• **Record set**
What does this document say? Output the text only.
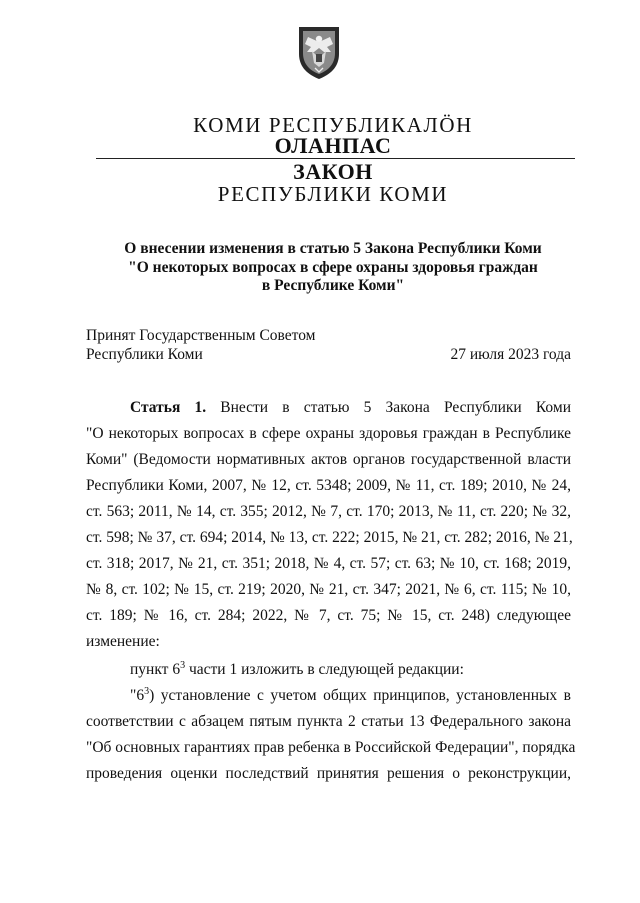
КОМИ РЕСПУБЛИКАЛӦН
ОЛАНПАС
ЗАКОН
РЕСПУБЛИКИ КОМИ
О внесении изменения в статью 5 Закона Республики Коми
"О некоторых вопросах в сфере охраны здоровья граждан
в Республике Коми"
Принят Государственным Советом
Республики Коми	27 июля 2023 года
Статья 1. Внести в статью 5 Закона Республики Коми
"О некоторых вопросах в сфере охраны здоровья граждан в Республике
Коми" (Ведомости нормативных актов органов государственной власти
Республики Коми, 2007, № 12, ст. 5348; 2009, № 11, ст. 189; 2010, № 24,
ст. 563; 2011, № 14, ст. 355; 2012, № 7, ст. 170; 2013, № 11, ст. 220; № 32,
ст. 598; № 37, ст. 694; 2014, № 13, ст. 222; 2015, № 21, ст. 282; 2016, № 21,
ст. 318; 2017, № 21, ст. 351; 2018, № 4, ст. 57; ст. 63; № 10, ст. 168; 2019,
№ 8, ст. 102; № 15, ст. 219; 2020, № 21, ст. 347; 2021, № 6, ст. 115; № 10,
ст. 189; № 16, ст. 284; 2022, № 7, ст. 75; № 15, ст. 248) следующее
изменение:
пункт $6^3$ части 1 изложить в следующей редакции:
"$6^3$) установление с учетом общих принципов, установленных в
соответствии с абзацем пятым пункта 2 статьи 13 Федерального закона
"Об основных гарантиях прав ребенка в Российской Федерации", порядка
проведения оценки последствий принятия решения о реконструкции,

--

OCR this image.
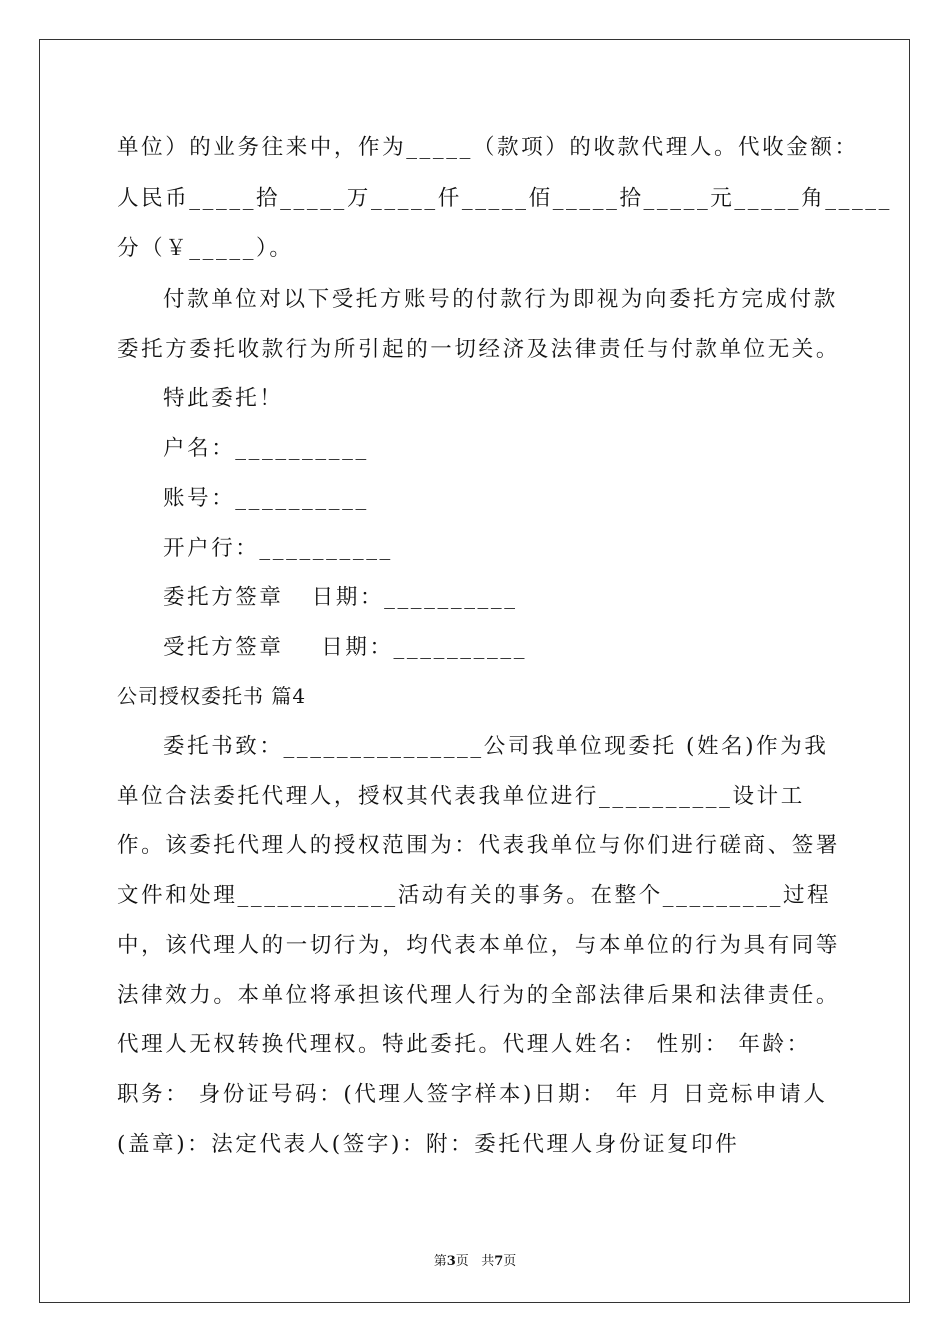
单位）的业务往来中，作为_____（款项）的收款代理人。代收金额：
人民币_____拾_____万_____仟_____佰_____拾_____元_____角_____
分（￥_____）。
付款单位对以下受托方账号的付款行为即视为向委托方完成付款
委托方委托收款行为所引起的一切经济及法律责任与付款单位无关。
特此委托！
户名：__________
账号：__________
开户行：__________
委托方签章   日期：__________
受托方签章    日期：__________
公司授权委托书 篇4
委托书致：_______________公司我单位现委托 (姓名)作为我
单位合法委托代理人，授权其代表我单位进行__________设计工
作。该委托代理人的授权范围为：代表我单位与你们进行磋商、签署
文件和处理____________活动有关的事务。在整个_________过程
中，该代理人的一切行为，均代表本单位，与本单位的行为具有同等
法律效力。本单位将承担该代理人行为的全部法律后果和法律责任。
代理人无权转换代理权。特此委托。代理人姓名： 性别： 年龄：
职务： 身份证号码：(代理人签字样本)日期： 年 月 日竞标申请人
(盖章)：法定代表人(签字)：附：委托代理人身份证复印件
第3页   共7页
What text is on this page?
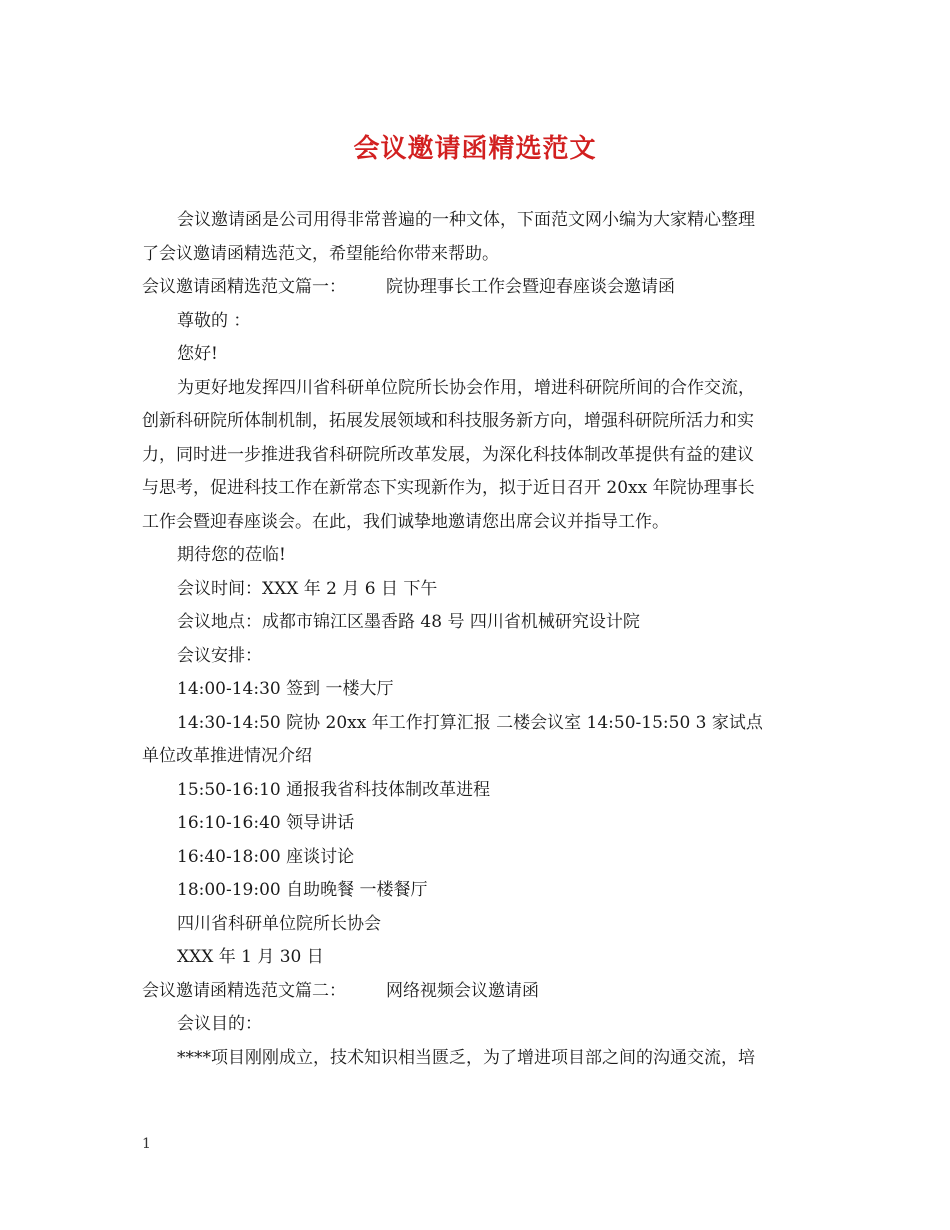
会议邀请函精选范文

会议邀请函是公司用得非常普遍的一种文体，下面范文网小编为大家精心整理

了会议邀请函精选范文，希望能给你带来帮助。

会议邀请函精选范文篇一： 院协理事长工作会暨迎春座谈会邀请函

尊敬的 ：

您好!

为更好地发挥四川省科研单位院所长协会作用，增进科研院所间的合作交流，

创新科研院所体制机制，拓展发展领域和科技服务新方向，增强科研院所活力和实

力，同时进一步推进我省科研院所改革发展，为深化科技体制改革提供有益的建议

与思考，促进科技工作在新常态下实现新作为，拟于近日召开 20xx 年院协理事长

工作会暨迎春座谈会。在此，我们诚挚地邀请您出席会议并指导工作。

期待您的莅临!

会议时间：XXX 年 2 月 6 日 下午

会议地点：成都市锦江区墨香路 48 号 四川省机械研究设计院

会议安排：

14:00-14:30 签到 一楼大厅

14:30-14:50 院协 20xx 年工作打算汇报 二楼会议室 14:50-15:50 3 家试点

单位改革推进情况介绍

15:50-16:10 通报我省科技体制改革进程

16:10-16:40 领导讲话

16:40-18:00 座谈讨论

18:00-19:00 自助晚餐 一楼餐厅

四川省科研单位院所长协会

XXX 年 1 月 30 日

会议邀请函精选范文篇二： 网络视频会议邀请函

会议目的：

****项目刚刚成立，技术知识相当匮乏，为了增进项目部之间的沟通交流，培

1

==

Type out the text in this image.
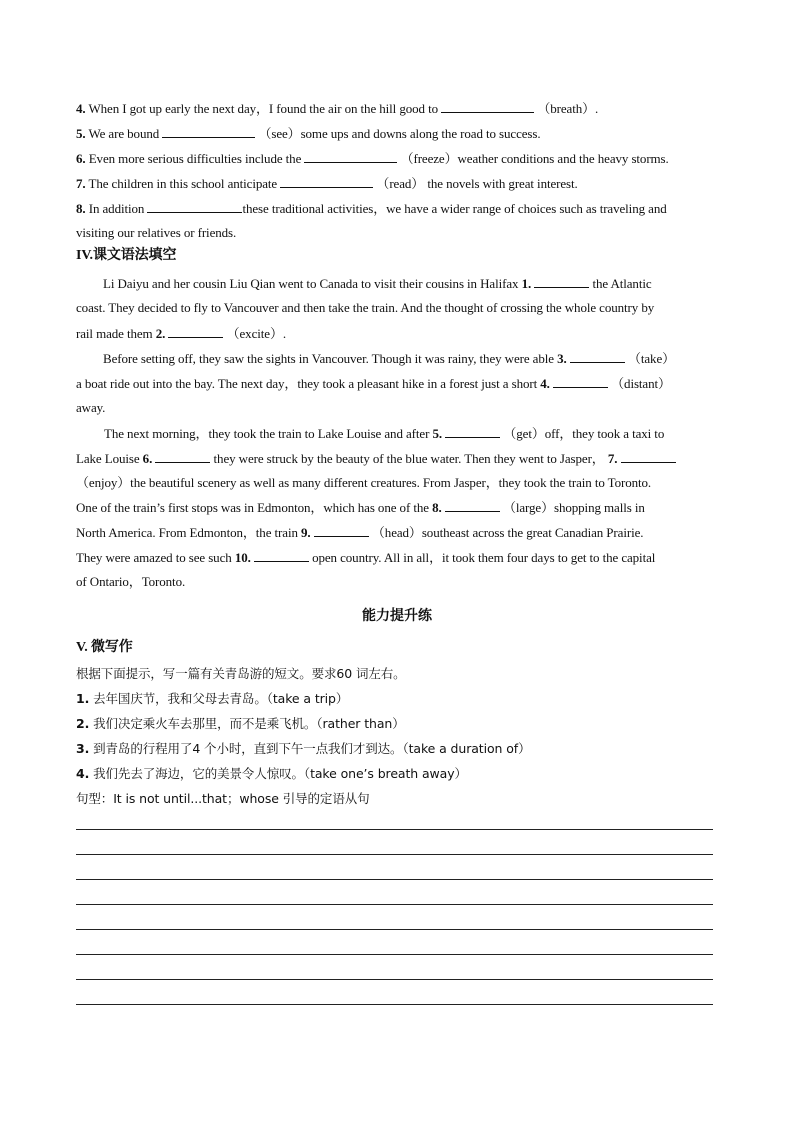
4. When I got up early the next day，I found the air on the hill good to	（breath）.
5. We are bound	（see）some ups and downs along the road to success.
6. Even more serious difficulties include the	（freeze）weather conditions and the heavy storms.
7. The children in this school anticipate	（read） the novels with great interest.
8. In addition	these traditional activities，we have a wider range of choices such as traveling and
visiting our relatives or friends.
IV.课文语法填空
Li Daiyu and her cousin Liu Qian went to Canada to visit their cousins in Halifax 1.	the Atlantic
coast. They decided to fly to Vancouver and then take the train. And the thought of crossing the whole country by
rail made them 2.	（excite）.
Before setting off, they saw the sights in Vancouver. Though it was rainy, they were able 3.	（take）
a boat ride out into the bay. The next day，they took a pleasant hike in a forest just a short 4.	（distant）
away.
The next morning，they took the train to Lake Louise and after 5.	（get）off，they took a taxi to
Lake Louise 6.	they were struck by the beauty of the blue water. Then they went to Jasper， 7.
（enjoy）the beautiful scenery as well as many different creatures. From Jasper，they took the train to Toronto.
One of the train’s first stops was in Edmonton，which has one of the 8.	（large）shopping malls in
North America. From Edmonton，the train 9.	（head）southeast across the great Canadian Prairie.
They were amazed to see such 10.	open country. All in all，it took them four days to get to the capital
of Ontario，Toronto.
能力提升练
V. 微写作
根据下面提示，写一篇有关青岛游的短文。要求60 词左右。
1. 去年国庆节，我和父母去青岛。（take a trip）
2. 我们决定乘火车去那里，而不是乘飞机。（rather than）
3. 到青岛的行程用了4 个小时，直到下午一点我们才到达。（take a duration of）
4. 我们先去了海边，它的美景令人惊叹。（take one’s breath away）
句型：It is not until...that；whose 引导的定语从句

• **The problem**
Your task is to gather every line with the word "were" and copy it.

• **Solution to this exercise**
Before setting off, they saw the sights in Vancouver. Though it was rainy, they were able 3.	（take）
Lake Louise 6.	they were struck by the beauty of the blue water. Then they went to Jasper， 7.
They were amazed to see such 10.	open country. All in all，it took them four days to get to the capital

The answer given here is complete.